GIVEN REQUEST: Lines that hold the word "Заслуженный" should be located and copied.

# DATA PROVIDED start

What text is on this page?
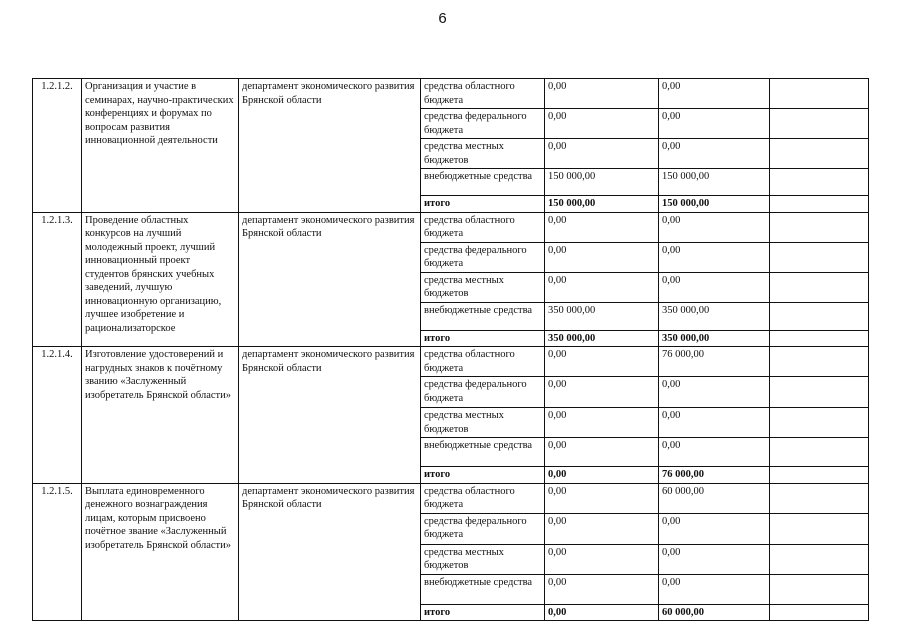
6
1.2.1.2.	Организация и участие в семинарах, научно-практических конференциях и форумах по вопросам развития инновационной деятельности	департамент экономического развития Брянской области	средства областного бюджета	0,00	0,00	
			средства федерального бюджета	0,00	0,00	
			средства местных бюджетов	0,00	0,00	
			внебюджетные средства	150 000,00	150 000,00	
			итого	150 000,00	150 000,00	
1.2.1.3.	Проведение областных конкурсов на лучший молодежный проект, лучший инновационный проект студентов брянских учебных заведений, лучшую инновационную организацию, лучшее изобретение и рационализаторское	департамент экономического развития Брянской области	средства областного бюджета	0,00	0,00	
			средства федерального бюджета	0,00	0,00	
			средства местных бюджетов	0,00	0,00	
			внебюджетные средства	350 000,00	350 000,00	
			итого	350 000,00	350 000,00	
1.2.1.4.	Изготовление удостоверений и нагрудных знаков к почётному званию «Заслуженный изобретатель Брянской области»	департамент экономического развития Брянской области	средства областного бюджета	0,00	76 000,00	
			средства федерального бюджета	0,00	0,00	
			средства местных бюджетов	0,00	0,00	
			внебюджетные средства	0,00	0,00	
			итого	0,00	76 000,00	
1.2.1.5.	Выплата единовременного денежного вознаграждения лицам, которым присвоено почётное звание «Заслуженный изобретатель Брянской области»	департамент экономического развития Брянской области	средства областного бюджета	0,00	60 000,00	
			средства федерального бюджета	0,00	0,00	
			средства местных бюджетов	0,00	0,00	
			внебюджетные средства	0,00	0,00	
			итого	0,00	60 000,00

# DATA PROVIDED end
# DATA PROVIDED start

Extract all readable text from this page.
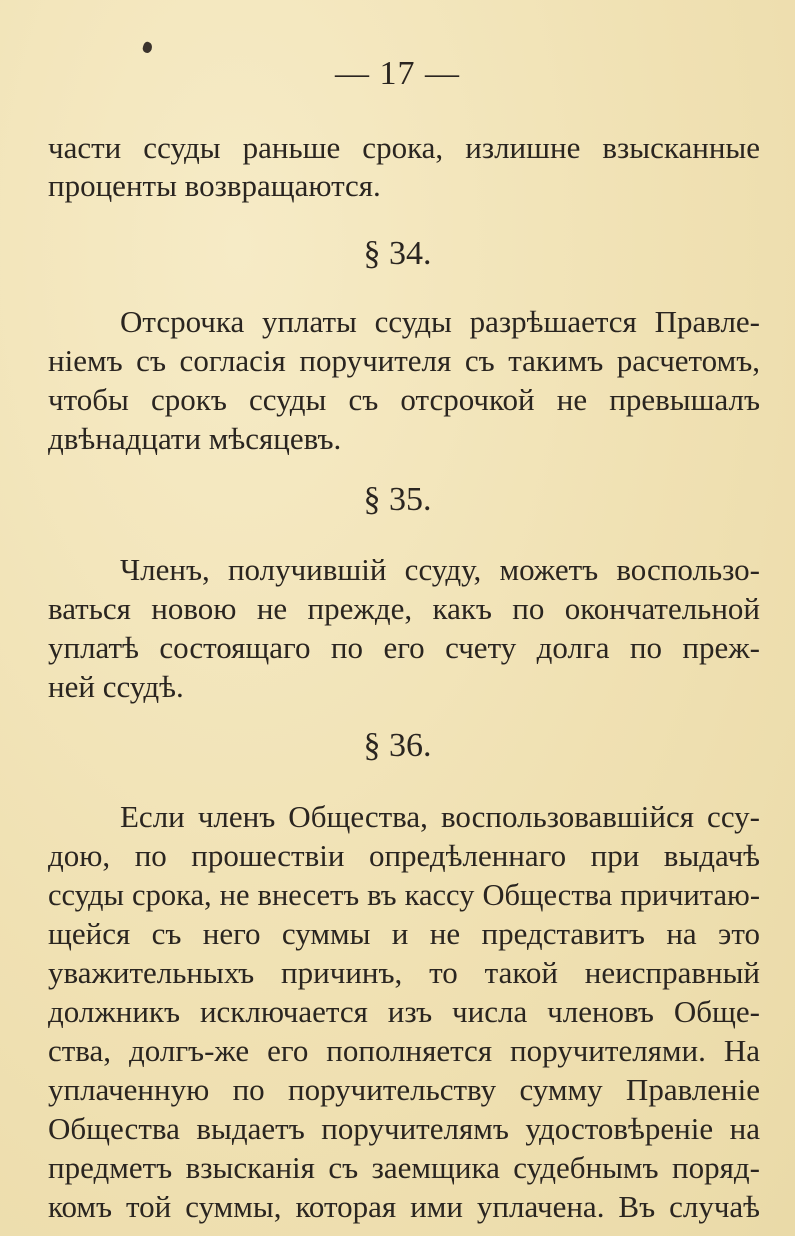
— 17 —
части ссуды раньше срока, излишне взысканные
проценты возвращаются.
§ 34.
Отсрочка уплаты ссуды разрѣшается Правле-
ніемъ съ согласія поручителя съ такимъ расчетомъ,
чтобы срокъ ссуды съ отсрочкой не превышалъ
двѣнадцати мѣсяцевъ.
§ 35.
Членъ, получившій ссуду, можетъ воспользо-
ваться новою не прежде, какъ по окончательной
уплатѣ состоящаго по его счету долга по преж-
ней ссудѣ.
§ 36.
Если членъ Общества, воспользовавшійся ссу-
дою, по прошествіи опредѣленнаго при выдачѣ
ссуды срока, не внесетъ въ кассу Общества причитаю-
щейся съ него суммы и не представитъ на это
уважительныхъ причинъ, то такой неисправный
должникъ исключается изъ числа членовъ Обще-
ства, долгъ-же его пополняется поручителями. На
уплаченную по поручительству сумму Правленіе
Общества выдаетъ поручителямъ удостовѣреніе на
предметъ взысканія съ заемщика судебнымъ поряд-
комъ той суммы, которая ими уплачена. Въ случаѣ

# DATA PROVIDED end

RESPONSE FOR THIS EXERCISE:
1.2.1.4.	Изготовление удостоверений и нагрудных знаков к почётному званию «Заслуженный изобретатель Брянской области»	департамент экономического развития Брянской области	средства областного бюджета	0,00	76 000,00	
1.2.1.5.	Выплата единовременного денежного вознаграждения лицам, которым присвоено почётное звание «Заслуженный изобретатель Брянской области»	департамент экономического развития Брянской области	средства областного бюджета	0,00	60 000,00	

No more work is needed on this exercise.